- _WORK TO DO_
Below are the records; collect from them each line containing the string "visited".

- _DATA FOR THIS EXERCISE_
^^^^^^^^

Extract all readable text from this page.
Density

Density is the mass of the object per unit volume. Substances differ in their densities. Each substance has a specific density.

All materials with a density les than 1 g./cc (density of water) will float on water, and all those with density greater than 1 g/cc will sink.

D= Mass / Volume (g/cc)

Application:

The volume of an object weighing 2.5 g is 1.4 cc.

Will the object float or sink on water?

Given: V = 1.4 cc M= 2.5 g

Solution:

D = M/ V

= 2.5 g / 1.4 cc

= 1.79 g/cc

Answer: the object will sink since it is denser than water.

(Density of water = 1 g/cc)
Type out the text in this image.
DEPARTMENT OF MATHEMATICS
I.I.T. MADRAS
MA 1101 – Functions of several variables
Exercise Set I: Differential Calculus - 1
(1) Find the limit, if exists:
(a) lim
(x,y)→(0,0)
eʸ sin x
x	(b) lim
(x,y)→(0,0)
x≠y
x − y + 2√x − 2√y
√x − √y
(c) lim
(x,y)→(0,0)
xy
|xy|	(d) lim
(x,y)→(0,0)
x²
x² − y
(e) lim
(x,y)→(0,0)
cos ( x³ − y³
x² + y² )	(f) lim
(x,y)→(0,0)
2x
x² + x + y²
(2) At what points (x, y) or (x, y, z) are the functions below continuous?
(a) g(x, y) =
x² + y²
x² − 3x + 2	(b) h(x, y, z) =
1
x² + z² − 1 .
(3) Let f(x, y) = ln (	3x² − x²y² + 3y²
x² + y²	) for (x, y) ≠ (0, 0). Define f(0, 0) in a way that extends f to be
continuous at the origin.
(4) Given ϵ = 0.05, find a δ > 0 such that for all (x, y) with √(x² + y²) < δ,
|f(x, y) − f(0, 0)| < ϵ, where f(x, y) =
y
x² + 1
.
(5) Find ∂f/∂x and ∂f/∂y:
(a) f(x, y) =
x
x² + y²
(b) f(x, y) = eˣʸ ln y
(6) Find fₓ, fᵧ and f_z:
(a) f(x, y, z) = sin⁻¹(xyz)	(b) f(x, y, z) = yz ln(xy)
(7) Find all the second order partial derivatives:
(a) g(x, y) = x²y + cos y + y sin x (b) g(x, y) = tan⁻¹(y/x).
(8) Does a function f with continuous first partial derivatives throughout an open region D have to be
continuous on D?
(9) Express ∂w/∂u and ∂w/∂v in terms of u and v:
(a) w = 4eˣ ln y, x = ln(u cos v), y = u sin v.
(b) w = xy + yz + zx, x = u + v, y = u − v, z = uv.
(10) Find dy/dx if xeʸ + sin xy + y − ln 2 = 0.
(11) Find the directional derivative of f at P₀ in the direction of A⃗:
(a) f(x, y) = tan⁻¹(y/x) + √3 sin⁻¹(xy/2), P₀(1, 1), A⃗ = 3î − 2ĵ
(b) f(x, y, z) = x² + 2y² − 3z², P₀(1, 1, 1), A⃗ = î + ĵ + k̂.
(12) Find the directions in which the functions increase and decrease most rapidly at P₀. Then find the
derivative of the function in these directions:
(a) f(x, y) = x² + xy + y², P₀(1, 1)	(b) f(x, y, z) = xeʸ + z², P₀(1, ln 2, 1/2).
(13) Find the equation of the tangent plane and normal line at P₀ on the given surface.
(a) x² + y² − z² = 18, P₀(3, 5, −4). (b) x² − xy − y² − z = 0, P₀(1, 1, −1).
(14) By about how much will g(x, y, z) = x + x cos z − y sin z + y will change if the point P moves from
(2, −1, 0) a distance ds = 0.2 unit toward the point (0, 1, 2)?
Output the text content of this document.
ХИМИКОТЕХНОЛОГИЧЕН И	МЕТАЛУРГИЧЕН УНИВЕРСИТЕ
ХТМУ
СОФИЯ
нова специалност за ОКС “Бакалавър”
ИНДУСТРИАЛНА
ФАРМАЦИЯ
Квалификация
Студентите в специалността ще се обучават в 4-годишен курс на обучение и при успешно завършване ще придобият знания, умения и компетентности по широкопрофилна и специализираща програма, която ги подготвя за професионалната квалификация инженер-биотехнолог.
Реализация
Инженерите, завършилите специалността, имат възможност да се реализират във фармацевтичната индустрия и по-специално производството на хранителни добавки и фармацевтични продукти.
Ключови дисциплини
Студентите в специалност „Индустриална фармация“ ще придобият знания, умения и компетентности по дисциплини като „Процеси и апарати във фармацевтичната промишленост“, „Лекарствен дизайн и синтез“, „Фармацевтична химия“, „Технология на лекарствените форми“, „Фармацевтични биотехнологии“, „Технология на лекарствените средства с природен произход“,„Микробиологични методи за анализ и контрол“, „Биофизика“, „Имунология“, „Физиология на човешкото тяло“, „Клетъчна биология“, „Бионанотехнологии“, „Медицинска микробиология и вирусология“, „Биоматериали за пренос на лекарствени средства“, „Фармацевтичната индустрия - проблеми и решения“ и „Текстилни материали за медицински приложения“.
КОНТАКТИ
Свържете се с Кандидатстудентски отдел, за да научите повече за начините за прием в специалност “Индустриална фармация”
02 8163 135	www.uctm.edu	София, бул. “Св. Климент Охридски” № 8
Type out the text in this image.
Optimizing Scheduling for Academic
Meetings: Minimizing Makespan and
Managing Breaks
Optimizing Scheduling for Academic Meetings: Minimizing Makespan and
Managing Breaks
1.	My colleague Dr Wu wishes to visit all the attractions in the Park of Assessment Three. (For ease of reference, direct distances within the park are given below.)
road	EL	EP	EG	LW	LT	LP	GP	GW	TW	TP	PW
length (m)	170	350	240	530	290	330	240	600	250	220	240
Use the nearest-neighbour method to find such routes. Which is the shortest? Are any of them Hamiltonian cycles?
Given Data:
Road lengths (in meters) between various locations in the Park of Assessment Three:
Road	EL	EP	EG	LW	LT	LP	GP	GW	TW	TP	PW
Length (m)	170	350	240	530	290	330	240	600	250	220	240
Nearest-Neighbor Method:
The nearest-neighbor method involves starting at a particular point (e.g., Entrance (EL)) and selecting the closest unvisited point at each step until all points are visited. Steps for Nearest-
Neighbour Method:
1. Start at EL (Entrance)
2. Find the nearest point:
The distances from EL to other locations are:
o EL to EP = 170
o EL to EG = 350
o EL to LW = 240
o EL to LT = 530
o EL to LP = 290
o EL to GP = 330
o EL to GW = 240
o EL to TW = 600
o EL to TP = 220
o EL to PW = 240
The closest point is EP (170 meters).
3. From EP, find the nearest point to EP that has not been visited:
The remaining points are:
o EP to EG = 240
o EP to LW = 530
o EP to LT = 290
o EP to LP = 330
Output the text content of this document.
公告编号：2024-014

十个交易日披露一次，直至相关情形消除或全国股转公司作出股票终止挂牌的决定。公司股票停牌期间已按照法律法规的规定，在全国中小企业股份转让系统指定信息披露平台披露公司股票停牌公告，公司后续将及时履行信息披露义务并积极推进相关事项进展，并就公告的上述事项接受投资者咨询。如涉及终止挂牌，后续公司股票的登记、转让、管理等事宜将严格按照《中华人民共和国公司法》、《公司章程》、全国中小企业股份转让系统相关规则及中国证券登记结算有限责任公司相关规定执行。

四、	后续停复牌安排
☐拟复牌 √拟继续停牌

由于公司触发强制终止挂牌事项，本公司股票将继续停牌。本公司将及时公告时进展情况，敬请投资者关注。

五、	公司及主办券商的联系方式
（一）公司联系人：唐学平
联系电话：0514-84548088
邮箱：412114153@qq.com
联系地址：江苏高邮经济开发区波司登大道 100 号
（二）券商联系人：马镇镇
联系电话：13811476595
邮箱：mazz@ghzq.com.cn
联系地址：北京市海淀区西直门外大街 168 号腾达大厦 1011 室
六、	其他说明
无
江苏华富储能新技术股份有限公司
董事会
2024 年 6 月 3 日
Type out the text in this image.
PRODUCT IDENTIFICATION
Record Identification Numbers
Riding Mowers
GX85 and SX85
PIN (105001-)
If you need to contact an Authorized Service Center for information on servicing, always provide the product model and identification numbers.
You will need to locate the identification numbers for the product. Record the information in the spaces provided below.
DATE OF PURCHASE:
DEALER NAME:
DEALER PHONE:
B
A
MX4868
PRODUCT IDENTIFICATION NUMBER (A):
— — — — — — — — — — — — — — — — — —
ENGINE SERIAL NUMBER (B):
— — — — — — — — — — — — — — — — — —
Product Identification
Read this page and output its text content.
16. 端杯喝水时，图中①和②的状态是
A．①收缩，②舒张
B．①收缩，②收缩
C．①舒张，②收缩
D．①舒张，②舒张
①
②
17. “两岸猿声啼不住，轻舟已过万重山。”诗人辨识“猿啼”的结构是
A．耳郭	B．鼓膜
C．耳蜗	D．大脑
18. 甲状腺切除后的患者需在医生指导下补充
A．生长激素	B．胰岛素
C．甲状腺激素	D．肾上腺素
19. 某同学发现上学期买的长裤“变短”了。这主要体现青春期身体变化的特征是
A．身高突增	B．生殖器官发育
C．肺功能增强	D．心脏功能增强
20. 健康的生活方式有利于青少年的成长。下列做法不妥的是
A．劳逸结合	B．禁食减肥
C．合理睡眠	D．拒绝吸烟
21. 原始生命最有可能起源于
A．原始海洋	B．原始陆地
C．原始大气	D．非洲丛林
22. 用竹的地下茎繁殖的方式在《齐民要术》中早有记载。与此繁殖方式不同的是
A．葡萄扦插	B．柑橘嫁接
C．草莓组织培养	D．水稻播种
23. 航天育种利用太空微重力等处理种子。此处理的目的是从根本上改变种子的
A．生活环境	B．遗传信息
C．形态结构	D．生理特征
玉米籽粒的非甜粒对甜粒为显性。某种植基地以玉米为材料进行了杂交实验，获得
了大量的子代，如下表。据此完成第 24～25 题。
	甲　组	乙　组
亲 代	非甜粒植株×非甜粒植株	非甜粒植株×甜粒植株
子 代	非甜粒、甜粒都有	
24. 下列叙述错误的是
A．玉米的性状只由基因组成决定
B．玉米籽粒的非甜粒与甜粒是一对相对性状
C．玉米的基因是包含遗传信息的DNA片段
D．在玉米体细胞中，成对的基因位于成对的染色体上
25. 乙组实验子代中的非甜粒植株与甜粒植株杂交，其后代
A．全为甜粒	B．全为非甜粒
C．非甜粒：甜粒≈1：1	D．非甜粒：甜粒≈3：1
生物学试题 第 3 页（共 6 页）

^^^^^^^^

- _SOLUTION FOR THIS PROBLEM_
The nearest-neighbor method involves starting at a particular point (e.g., Entrance (EL)) and selecting the closest unvisited point at each step until all points are visited. Steps for Nearest-
3. From EP, find the nearest point to EP that has not been visited:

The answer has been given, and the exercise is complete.